* [Dataset excerpts]
>> begin

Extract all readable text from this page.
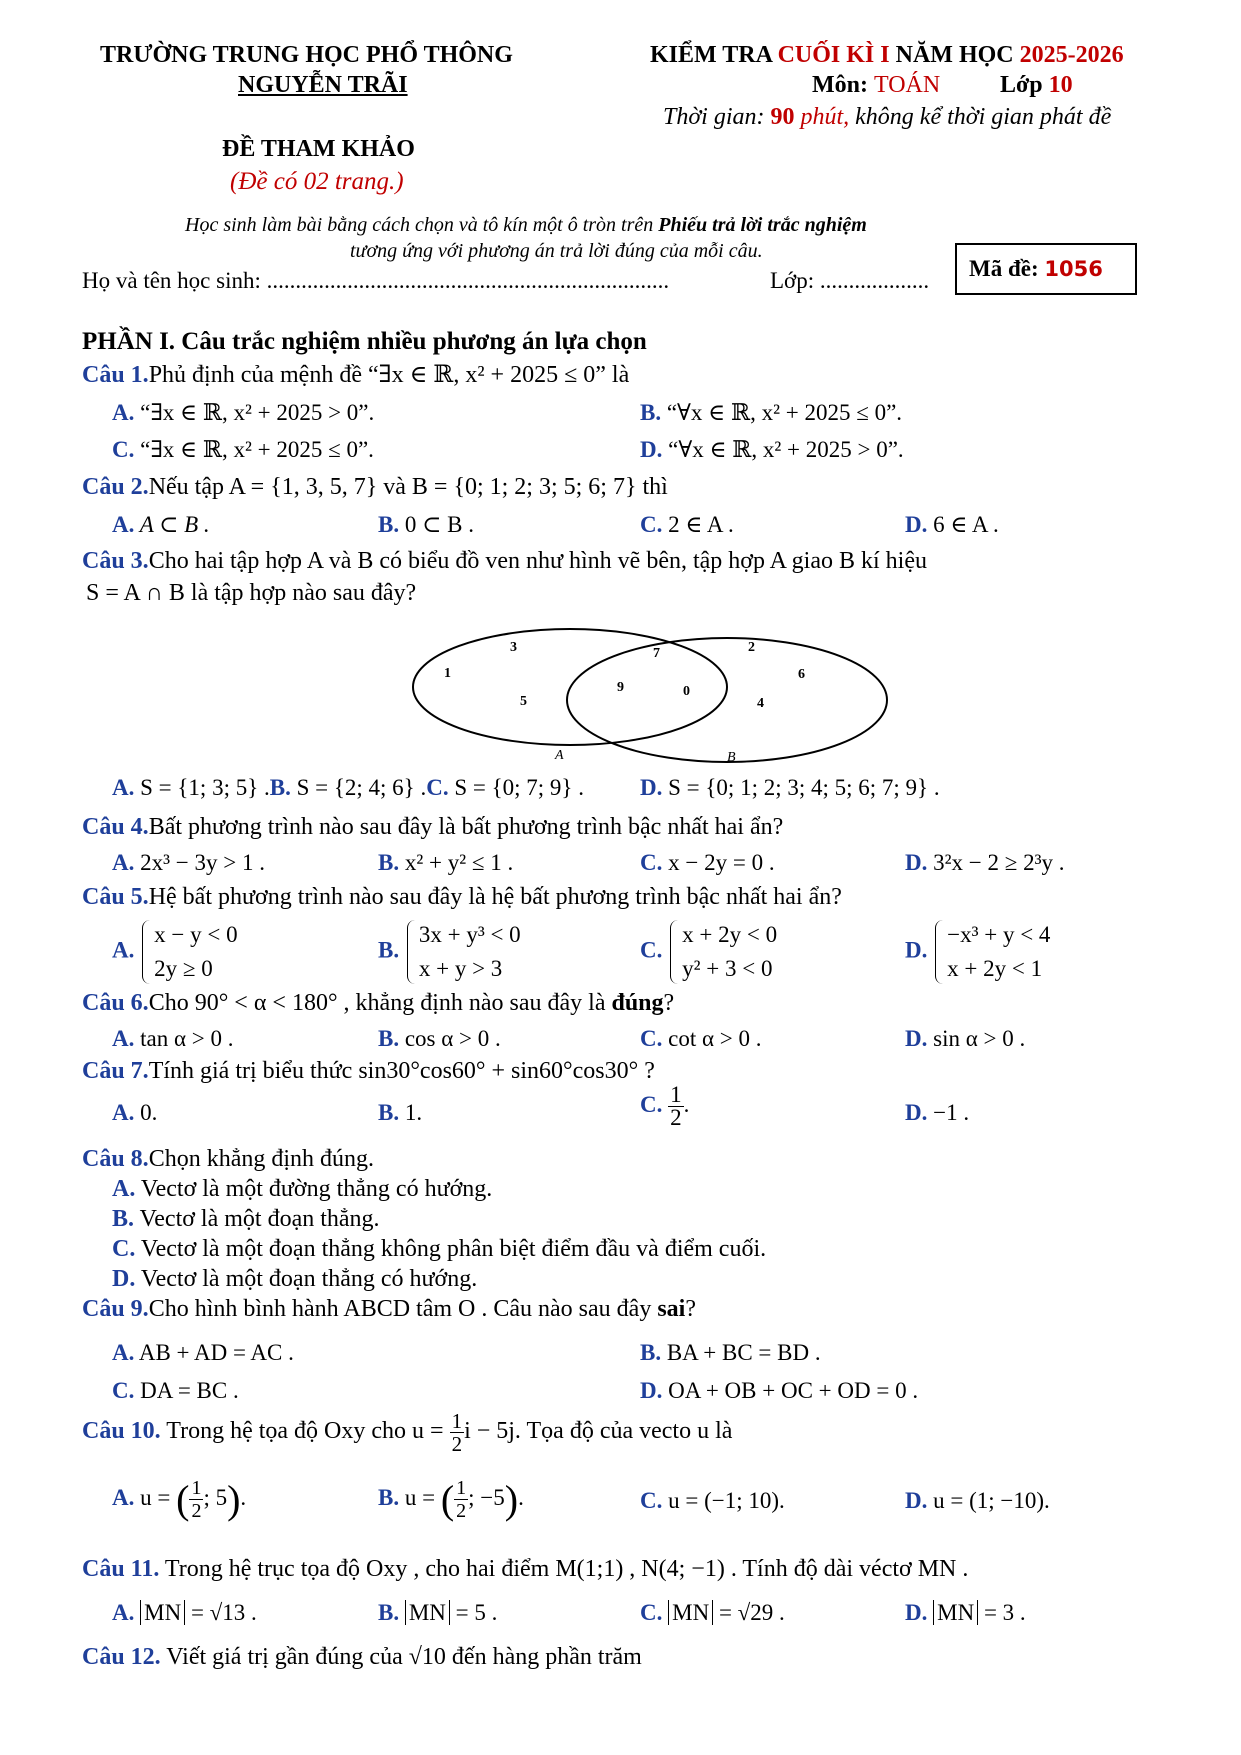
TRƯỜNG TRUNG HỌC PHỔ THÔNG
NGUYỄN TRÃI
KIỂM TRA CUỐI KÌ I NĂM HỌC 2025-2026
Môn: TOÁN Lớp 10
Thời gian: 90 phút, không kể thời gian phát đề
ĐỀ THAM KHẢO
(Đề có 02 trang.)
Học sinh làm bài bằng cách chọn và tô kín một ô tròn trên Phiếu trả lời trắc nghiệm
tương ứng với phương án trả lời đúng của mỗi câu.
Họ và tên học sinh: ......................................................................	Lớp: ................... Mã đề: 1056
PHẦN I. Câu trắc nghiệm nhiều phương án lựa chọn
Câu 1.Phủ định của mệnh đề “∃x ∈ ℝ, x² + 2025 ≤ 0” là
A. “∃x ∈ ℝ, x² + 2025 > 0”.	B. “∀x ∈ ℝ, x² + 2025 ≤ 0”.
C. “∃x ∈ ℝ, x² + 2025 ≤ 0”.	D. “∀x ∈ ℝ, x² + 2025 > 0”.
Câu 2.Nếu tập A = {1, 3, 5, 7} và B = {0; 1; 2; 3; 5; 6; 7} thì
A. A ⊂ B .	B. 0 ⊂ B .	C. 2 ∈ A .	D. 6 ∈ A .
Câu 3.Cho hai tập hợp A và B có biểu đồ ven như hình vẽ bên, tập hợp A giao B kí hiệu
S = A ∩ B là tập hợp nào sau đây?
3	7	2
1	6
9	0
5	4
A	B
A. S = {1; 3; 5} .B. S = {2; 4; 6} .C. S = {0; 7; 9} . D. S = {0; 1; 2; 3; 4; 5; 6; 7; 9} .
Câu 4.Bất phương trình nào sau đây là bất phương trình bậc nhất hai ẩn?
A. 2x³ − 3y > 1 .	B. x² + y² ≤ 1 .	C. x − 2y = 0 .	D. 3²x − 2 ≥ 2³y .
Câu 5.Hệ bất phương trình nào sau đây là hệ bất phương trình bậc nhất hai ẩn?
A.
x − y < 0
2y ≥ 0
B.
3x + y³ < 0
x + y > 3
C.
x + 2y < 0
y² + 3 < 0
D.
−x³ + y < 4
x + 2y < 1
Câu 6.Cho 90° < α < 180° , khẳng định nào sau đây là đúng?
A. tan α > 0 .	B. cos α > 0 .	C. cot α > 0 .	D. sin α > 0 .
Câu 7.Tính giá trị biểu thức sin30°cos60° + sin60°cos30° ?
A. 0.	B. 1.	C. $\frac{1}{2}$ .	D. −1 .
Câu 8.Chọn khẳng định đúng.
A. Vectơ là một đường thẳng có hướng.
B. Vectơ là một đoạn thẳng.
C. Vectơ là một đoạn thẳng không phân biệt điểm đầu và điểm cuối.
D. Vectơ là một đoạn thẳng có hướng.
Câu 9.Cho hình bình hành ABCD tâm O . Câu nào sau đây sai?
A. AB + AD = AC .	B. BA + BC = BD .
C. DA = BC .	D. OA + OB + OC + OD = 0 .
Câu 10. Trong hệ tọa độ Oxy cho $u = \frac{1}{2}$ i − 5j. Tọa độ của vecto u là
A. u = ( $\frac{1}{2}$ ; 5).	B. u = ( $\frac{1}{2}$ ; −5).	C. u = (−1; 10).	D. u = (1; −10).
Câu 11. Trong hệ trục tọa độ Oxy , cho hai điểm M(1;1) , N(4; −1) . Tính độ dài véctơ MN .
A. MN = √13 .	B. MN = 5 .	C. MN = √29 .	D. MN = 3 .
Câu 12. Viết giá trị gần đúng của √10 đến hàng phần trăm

>> end

* [Given task] Make an exact copy of every entry above, minus the images.

* [Complete answer]
Extract all readable text from this page.
TRƯỜNG TRUNG HỌC PHỔ THÔNG
NGUYỄN TRÃI
KIỂM TRA CUỐI KÌ I NĂM HỌC 2025-2026
Môn: TOÁN Lớp 10
Thời gian: 90 phút, không kể thời gian phát đề
ĐỀ THAM KHẢO
(Đề có 02 trang.)
Học sinh làm bài bằng cách chọn và tô kín một ô tròn trên Phiếu trả lời trắc nghiệm
tương ứng với phương án trả lời đúng của mỗi câu.
Họ và tên học sinh: ......................................................................	Lớp: ................... Mã đề: 1056
PHẦN I. Câu trắc nghiệm nhiều phương án lựa chọn
Câu 1.Phủ định của mệnh đề “∃x ∈ ℝ, x² + 2025 ≤ 0” là
A. “∃x ∈ ℝ, x² + 2025 > 0”.	B. “∀x ∈ ℝ, x² + 2025 ≤ 0”.
C. “∃x ∈ ℝ, x² + 2025 ≤ 0”.	D. “∀x ∈ ℝ, x² + 2025 > 0”.
Câu 2.Nếu tập A = {1, 3, 5, 7} và B = {0; 1; 2; 3; 5; 6; 7} thì
A. A ⊂ B .	B. 0 ⊂ B .	C. 2 ∈ A .	D. 6 ∈ A .
Câu 3.Cho hai tập hợp A và B có biểu đồ ven như hình vẽ bên, tập hợp A giao B kí hiệu
S = A ∩ B là tập hợp nào sau đây?
3	7	2
1	6
9	0
5	4
A	B
A. S = {1; 3; 5} .B. S = {2; 4; 6} .C. S = {0; 7; 9} . D. S = {0; 1; 2; 3; 4; 5; 6; 7; 9} .
Câu 4.Bất phương trình nào sau đây là bất phương trình bậc nhất hai ẩn?
A. 2x³ − 3y > 1 .	B. x² + y² ≤ 1 .	C. x − 2y = 0 .	D. 3²x − 2 ≥ 2³y .
Câu 5.Hệ bất phương trình nào sau đây là hệ bất phương trình bậc nhất hai ẩn?
A.
x − y < 0
2y ≥ 0
B.
3x + y³ < 0
x + y > 3
C.
x + 2y < 0
y² + 3 < 0
D.
−x³ + y < 4
x + 2y < 1
Câu 6.Cho 90° < α < 180° , khẳng định nào sau đây là đúng?
A. tan α > 0 .	B. cos α > 0 .	C. cot α > 0 .	D. sin α > 0 .
Câu 7.Tính giá trị biểu thức sin30°cos60° + sin60°cos30° ?
A. 0.	B. 1.	C. $\frac{1}{2}$ .	D. −1 .
Câu 8.Chọn khẳng định đúng.
A. Vectơ là một đường thẳng có hướng.
B. Vectơ là một đoạn thẳng.
C. Vectơ là một đoạn thẳng không phân biệt điểm đầu và điểm cuối.
D. Vectơ là một đoạn thẳng có hướng.
Câu 9.Cho hình bình hành ABCD tâm O . Câu nào sau đây sai?
A. AB + AD = AC .	B. BA + BC = BD .
C. DA = BC .	D. OA + OB + OC + OD = 0 .
Câu 10. Trong hệ tọa độ Oxy cho $u = \frac{1}{2}$ i − 5j. Tọa độ của vecto u là
A. u = ( $\frac{1}{2}$ ; 5).	B. u = ( $\frac{1}{2}$ ; −5).	C. u = (−1; 10).	D. u = (1; −10).
Câu 11. Trong hệ trục tọa độ Oxy , cho hai điểm M(1;1) , N(4; −1) . Tính độ dài véctơ MN .
A. MN = √13 .	B. MN = 5 .	C. MN = √29 .	D. MN = 3 .
Câu 12. Viết giá trị gần đúng của √10 đến hàng phần trăm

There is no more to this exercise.